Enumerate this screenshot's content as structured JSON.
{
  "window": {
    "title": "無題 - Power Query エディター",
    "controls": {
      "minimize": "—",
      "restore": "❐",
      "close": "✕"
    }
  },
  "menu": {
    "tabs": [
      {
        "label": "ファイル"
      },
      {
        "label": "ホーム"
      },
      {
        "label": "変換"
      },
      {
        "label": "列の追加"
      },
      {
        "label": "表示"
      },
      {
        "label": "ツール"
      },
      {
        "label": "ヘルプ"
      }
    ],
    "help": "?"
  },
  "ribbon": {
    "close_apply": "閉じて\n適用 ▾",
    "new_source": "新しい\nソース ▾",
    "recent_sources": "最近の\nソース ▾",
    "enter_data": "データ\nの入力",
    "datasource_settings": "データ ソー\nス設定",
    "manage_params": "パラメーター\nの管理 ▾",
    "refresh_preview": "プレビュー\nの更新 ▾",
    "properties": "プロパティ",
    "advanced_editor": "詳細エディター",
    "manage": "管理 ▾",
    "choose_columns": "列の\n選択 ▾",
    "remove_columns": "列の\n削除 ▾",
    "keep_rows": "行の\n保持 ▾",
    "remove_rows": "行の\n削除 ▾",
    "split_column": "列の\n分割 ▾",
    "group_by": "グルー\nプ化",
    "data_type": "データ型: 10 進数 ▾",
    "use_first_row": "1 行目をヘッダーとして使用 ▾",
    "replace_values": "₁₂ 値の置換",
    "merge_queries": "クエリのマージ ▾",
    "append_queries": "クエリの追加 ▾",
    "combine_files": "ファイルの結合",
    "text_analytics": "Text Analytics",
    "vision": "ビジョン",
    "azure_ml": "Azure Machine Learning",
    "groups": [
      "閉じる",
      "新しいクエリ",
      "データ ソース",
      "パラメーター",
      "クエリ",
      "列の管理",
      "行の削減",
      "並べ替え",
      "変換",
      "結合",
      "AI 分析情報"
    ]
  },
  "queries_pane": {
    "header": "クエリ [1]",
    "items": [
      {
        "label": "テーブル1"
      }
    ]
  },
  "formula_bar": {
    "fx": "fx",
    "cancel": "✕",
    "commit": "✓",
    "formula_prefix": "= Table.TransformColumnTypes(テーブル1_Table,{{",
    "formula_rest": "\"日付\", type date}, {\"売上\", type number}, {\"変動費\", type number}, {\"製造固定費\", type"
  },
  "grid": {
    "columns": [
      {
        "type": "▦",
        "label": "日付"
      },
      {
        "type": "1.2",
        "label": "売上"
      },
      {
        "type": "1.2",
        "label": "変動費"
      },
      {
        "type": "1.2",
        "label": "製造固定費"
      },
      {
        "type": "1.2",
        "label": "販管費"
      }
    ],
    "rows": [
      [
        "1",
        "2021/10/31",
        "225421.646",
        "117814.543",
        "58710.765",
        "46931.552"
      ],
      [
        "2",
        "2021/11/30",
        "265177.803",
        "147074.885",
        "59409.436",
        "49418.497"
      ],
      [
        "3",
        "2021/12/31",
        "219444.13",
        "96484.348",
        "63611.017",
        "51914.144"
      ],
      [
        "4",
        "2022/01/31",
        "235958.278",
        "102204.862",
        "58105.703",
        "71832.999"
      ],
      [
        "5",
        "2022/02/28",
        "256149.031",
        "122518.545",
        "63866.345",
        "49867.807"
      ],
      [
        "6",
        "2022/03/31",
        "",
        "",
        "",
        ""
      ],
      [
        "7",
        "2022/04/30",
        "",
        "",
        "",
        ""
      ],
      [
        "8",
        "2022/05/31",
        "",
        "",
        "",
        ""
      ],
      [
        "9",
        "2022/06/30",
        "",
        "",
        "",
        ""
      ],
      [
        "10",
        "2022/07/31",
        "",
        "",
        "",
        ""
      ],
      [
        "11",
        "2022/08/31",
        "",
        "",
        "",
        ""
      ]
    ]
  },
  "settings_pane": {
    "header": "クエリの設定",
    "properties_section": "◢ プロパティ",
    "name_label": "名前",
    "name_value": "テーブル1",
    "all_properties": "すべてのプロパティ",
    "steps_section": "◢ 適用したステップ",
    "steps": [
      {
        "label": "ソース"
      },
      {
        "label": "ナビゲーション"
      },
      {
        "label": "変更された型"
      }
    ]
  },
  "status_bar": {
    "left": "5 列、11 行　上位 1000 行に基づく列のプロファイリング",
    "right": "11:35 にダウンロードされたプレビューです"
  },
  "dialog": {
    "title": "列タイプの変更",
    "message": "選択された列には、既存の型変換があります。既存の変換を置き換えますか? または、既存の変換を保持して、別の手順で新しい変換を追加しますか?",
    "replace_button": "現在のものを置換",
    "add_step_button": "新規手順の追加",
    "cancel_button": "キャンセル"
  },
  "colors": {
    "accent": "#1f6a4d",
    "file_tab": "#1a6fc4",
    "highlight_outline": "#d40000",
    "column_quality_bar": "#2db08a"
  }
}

****************

Goal of the exercise:
Restate the whole listing exactly, leaving out nothing.

Exercise solution:
Enumerate this screenshot's content as structured JSON.
{
  "window": {
    "title": "無題 - Power Query エディター",
    "controls": {
      "minimize": "—",
      "restore": "❐",
      "close": "✕"
    }
  },
  "menu": {
    "tabs": [
      {
        "label": "ファイル"
      },
      {
        "label": "ホーム"
      },
      {
        "label": "変換"
      },
      {
        "label": "列の追加"
      },
      {
        "label": "表示"
      },
      {
        "label": "ツール"
      },
      {
        "label": "ヘルプ"
      }
    ],
    "help": "?"
  },
  "ribbon": {
    "close_apply": "閉じて\n適用 ▾",
    "new_source": "新しい\nソース ▾",
    "recent_sources": "最近の\nソース ▾",
    "enter_data": "データ\nの入力",
    "datasource_settings": "データ ソー\nス設定",
    "manage_params": "パラメーター\nの管理 ▾",
    "refresh_preview": "プレビュー\nの更新 ▾",
    "properties": "プロパティ",
    "advanced_editor": "詳細エディター",
    "manage": "管理 ▾",
    "choose_columns": "列の\n選択 ▾",
    "remove_columns": "列の\n削除 ▾",
    "keep_rows": "行の\n保持 ▾",
    "remove_rows": "行の\n削除 ▾",
    "split_column": "列の\n分割 ▾",
    "group_by": "グルー\nプ化",
    "data_type": "データ型: 10 進数 ▾",
    "use_first_row": "1 行目をヘッダーとして使用 ▾",
    "replace_values": "₁₂ 値の置換",
    "merge_queries": "クエリのマージ ▾",
    "append_queries": "クエリの追加 ▾",
    "combine_files": "ファイルの結合",
    "text_analytics": "Text Analytics",
    "vision": "ビジョン",
    "azure_ml": "Azure Machine Learning",
    "groups": [
      "閉じる",
      "新しいクエリ",
      "データ ソース",
      "パラメーター",
      "クエリ",
      "列の管理",
      "行の削減",
      "並べ替え",
      "変換",
      "結合",
      "AI 分析情報"
    ]
  },
  "queries_pane": {
    "header": "クエリ [1]",
    "items": [
      {
        "label": "テーブル1"
      }
    ]
  },
  "formula_bar": {
    "fx": "fx",
    "cancel": "✕",
    "commit": "✓",
    "formula_prefix": "= Table.TransformColumnTypes(テーブル1_Table,{{",
    "formula_rest": "\"日付\", type date}, {\"売上\", type number}, {\"変動費\", type number}, {\"製造固定費\", type"
  },
  "grid": {
    "columns": [
      {
        "type": "▦",
        "label": "日付"
      },
      {
        "type": "1.2",
        "label": "売上"
      },
      {
        "type": "1.2",
        "label": "変動費"
      },
      {
        "type": "1.2",
        "label": "製造固定費"
      },
      {
        "type": "1.2",
        "label": "販管費"
      }
    ],
    "rows": [
      [
        "1",
        "2021/10/31",
        "225421.646",
        "117814.543",
        "58710.765",
        "46931.552"
      ],
      [
        "2",
        "2021/11/30",
        "265177.803",
        "147074.885",
        "59409.436",
        "49418.497"
      ],
      [
        "3",
        "2021/12/31",
        "219444.13",
        "96484.348",
        "63611.017",
        "51914.144"
      ],
      [
        "4",
        "2022/01/31",
        "235958.278",
        "102204.862",
        "58105.703",
        "71832.999"
      ],
      [
        "5",
        "2022/02/28",
        "256149.031",
        "122518.545",
        "63866.345",
        "49867.807"
      ],
      [
        "6",
        "2022/03/31",
        "",
        "",
        "",
        ""
      ],
      [
        "7",
        "2022/04/30",
        "",
        "",
        "",
        ""
      ],
      [
        "8",
        "2022/05/31",
        "",
        "",
        "",
        ""
      ],
      [
        "9",
        "2022/06/30",
        "",
        "",
        "",
        ""
      ],
      [
        "10",
        "2022/07/31",
        "",
        "",
        "",
        ""
      ],
      [
        "11",
        "2022/08/31",
        "",
        "",
        "",
        ""
      ]
    ]
  },
  "settings_pane": {
    "header": "クエリの設定",
    "properties_section": "◢ プロパティ",
    "name_label": "名前",
    "name_value": "テーブル1",
    "all_properties": "すべてのプロパティ",
    "steps_section": "◢ 適用したステップ",
    "steps": [
      {
        "label": "ソース"
      },
      {
        "label": "ナビゲーション"
      },
      {
        "label": "変更された型"
      }
    ]
  },
  "status_bar": {
    "left": "5 列、11 行　上位 1000 行に基づく列のプロファイリング",
    "right": "11:35 にダウンロードされたプレビューです"
  },
  "dialog": {
    "title": "列タイプの変更",
    "message": "選択された列には、既存の型変換があります。既存の変換を置き換えますか? または、既存の変換を保持して、別の手順で新しい変換を追加しますか?",
    "replace_button": "現在のものを置換",
    "add_step_button": "新規手順の追加",
    "cancel_button": "キャンセル"
  },
  "colors": {
    "accent": "#1f6a4d",
    "file_tab": "#1a6fc4",
    "highlight_outline": "#d40000",
    "column_quality_bar": "#2db08a"
  }
}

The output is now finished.